== Document ==
During these § 2255 proceedings the Court reminded Ertel that for those who violate this Court's Local Rules (Ertel had contacted jurors without first obtaining leave from this Court, thus violating S.D.GA.LOC.CIV.R. 83.8), punishment shall be swift in coming and painful upon arrival. See U.S. v. Brown, 2008 WL 2811890 (S.D.Ga. 7/21/08) (unpublished) (directing the U.S. Attorney, following Ertel's filing of Brown's § 2255 motion, to investigate Ertel for possible criminal contempt charges). Ertel later resolved the matter, see doc. # 76 (he apologized and paid some prosecution costs), and to this day, as evidenced by the 48-page COA/IFP motion that he just recently filed, has commendably litigated Brown's case.

Nor does the fact that "everyone's doing it" ( i.e., that other courts routinely appoint two lawyers for capital § 2255 proceedings) automatically mean that it is an error, much less a debatable one, not to follow the crowd. To that end, Brown cites no other cases disagreeing with this Court's statutory interpretation (that the appointment statute did not automatically mandate two lawyers for every § 2255, capital case, Brown, 2007 WL 1812632 at * 2-4), and he never did accept this Court's invitation to demonstrate that his case was sufficiently "unique and complex" to justify two lawyers. Id. at * 4 ("Is this case `unique and complex'? Brown's brief makes no such showing. Until he does, his motion for the appointment of two lawyers thus is denied").

For that matter, § 3599 did not expand capital defendants' right to counsel. Section 2255 movants, facing the death penalty or not, are still not constitutionally entitled to effective assistance of counsel. Van Adams v. Schriro, 2009 WL 89465 * 5 (D.Ariz. 1/14/09) (unpublished) ("No court has held that there is a statutory right to competent performance by habeas counsel . . .").

Meanwhile, F.R.Civ.P. 61 requires Brown to show judicial error that prejudicially affects his rights. Brown's proposed appellate issue on this point fails to indicate how he will show that, so no COA is warranted on this ground either.

C. Ertel's Withdrawal Motion

Brown next contends that jurists would find reasonably debatable his claim that this Court erred in denying Ertel's motion to withdraw from this case while advocating Brown's § 2255 motion. Doc. # 86 at 9-10.

Again, during these § 2255 proceedings the Court raised criminal contempt charges against Ertel for violating a local rule barring post-trial contact with jurors absent leave of Court. See supra note 3. In response, Ertel moved to withdraw from this case. Doc. # 68. This Court denied the motion, concluding that Ertel, who has since satisfactorily resolved the charges against him, see supra note 3, failed to demonstrate how his interests were in conflict with Brown's ( i.e., both held the same interest in challenging the Local Rule's interdiction of their quest for any jury-taint information helpful to Brown's § 2255 claims). Doc. # 72.

== Data provided ==
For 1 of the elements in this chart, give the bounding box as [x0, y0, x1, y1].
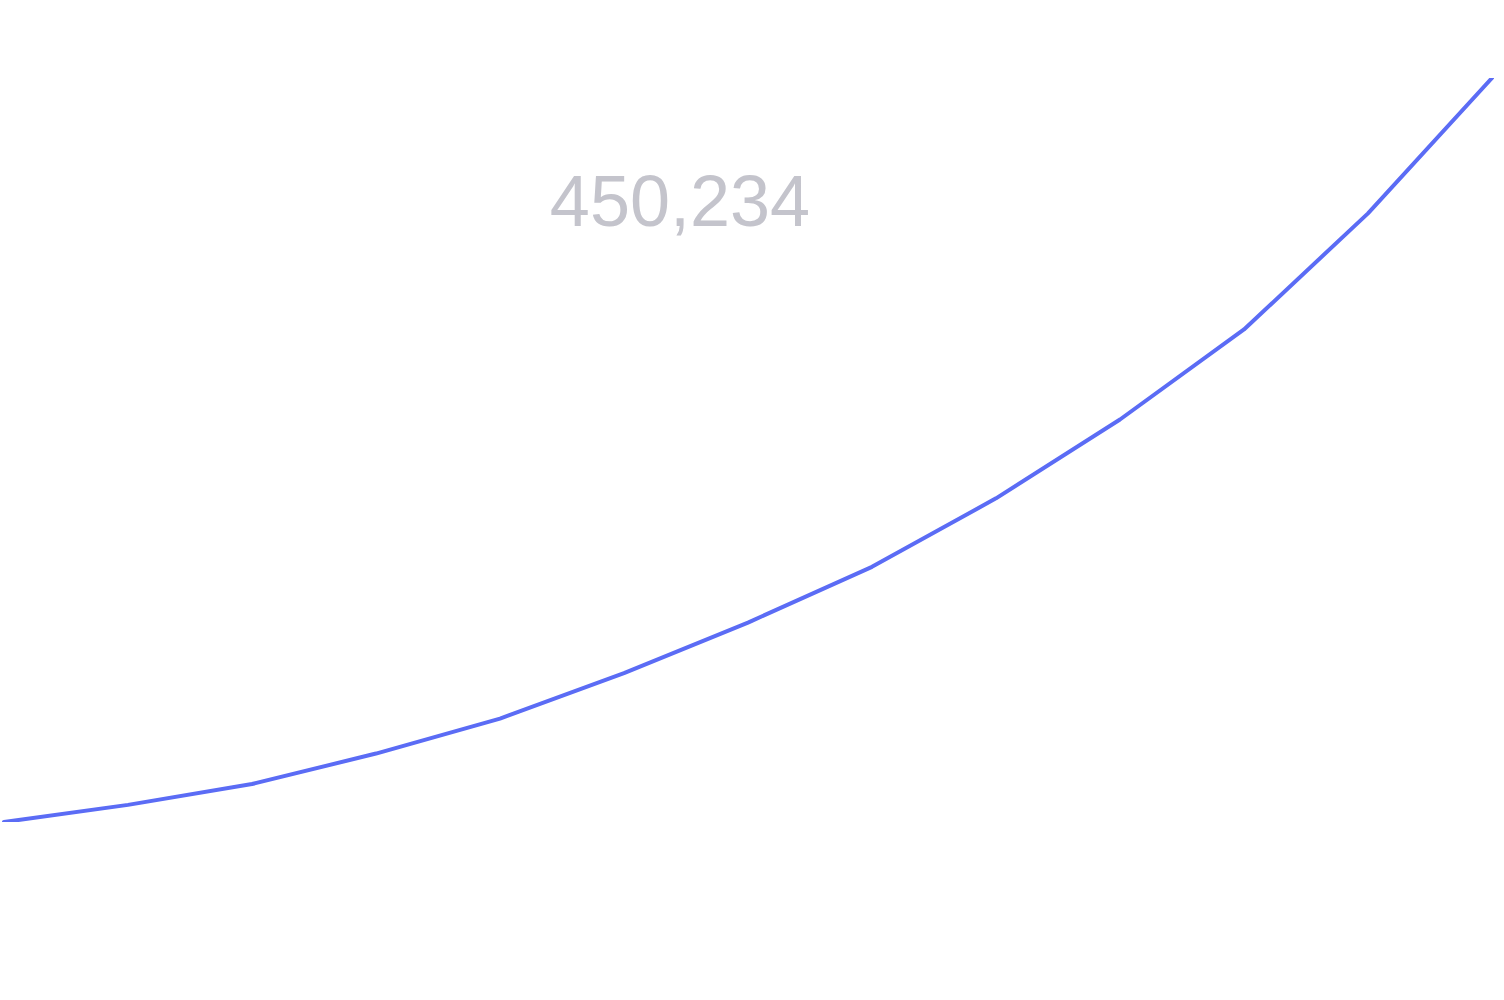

== Written request 1 ==
Answer these questions about the opinion excerpt:
(a) Which local rule did Ertel violate by contacting jurors without leave of the Court?
(b) Which rule requires Brown to show judicial error that prejudicially affects his rights?
(c) What document number is given for Ertel's motion to withdraw from the case?
== Written request 2 ==
Write out the passage of the opinion excerpt from "Meanwhile, F.R.Civ.P. 61" up to and including "86 at 9-10.", word for word.

== Exercise output 1 ==
(a) S.D.GA.LOC.CIV.R. 83.8
(b) F.R.Civ.P. 61
(c) Doc. # 68

== Exercise output 2 ==
Meanwhile, F.R.Civ.P. 61 requires Brown to show judicial error that prejudicially affects his rights. Brown's proposed appellate issue on this point fails to indicate how he will show that, so no COA is warranted on this ground either.

C. Ertel's Withdrawal Motion

Brown next contends that jurists would find reasonably debatable his claim that this Court erred in denying Ertel's motion to withdraw from this case while advocating Brown's § 2255 motion. Doc. # 86 at 9-10.